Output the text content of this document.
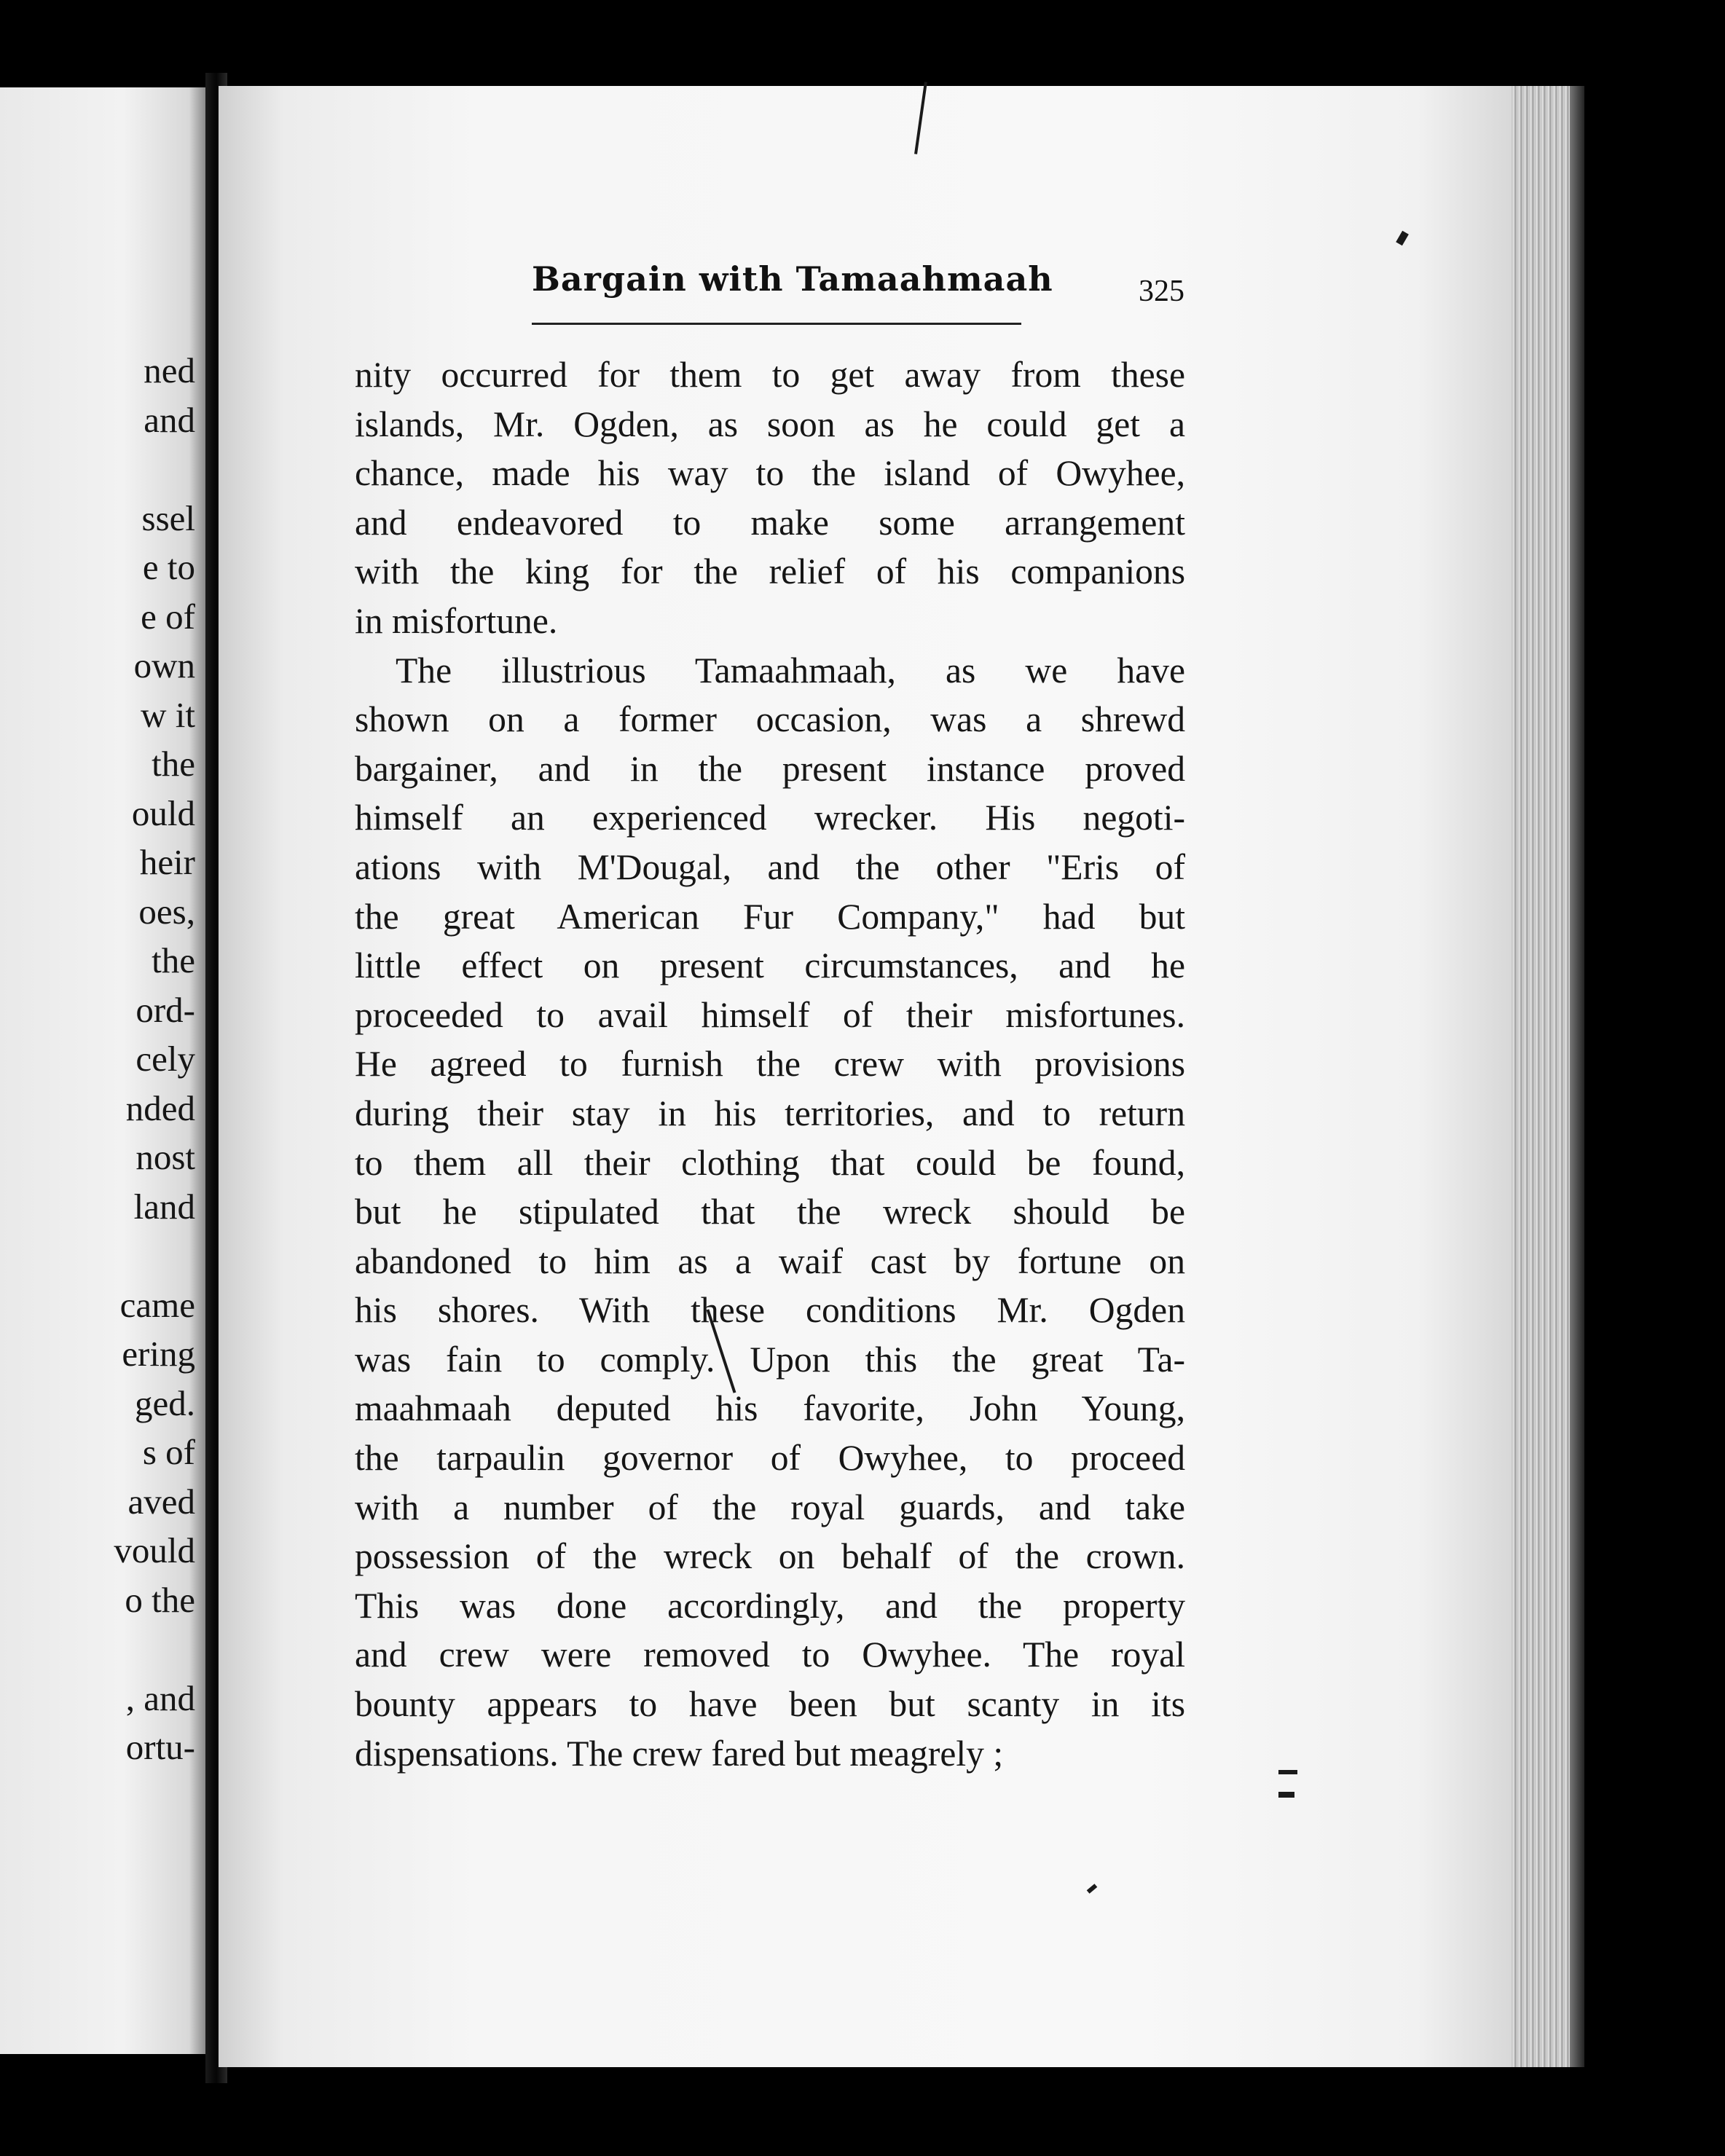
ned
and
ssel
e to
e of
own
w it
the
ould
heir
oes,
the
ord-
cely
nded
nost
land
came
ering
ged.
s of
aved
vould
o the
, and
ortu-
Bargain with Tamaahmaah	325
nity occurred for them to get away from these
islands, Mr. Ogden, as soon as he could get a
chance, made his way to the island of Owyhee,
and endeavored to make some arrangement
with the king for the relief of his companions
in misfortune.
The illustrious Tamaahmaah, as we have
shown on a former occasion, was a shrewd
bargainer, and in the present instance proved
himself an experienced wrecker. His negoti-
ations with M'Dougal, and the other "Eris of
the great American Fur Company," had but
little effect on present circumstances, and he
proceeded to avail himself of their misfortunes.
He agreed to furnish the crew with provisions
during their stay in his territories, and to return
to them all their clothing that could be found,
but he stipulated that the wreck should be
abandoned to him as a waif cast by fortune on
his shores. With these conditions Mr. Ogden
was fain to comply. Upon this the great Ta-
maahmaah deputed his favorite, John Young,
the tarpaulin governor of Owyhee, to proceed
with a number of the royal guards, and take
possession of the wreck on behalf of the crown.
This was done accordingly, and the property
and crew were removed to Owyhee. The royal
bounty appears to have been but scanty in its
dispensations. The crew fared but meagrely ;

⁂

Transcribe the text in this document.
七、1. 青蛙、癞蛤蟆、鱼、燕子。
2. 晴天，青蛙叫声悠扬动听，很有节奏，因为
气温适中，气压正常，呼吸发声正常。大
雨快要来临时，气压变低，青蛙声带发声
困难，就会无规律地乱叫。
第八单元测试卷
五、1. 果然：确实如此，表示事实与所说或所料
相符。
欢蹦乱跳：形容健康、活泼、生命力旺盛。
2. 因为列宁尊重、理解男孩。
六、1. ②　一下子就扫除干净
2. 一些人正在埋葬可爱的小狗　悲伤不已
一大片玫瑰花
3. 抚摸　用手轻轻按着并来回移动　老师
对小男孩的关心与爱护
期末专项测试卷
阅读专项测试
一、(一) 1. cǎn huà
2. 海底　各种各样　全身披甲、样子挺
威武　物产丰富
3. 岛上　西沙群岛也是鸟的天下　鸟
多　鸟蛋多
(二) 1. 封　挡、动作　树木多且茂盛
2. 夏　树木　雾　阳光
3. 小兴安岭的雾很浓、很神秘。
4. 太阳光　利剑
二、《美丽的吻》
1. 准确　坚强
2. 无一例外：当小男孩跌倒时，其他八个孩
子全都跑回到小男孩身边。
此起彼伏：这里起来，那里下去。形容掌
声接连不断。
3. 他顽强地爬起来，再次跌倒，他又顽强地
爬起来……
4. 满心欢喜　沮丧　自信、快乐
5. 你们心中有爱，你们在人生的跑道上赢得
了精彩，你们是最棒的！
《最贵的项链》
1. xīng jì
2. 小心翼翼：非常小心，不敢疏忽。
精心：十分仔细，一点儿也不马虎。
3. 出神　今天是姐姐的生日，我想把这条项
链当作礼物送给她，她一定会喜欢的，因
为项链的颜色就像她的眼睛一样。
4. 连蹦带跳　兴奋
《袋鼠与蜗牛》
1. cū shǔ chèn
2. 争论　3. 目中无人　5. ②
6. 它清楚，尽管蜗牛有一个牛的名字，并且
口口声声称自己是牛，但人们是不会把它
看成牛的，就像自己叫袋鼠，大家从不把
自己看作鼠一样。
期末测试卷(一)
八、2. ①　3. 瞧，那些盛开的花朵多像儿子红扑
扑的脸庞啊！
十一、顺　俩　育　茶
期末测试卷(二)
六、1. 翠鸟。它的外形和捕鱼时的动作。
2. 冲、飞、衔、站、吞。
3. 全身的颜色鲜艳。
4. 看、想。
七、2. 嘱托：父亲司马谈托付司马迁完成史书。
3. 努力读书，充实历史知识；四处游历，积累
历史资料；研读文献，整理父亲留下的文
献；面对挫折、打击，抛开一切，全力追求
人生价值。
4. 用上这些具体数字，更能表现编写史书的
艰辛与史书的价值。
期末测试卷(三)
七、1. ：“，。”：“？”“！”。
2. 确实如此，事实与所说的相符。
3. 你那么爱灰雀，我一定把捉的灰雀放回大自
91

⁂

[TASK]:
Find each line with the string "Tamaahmaah" and copy it out.

[FINAL RESULT]:
Bargain with Tamaahmaah	325
The illustrious Tamaahmaah, as we have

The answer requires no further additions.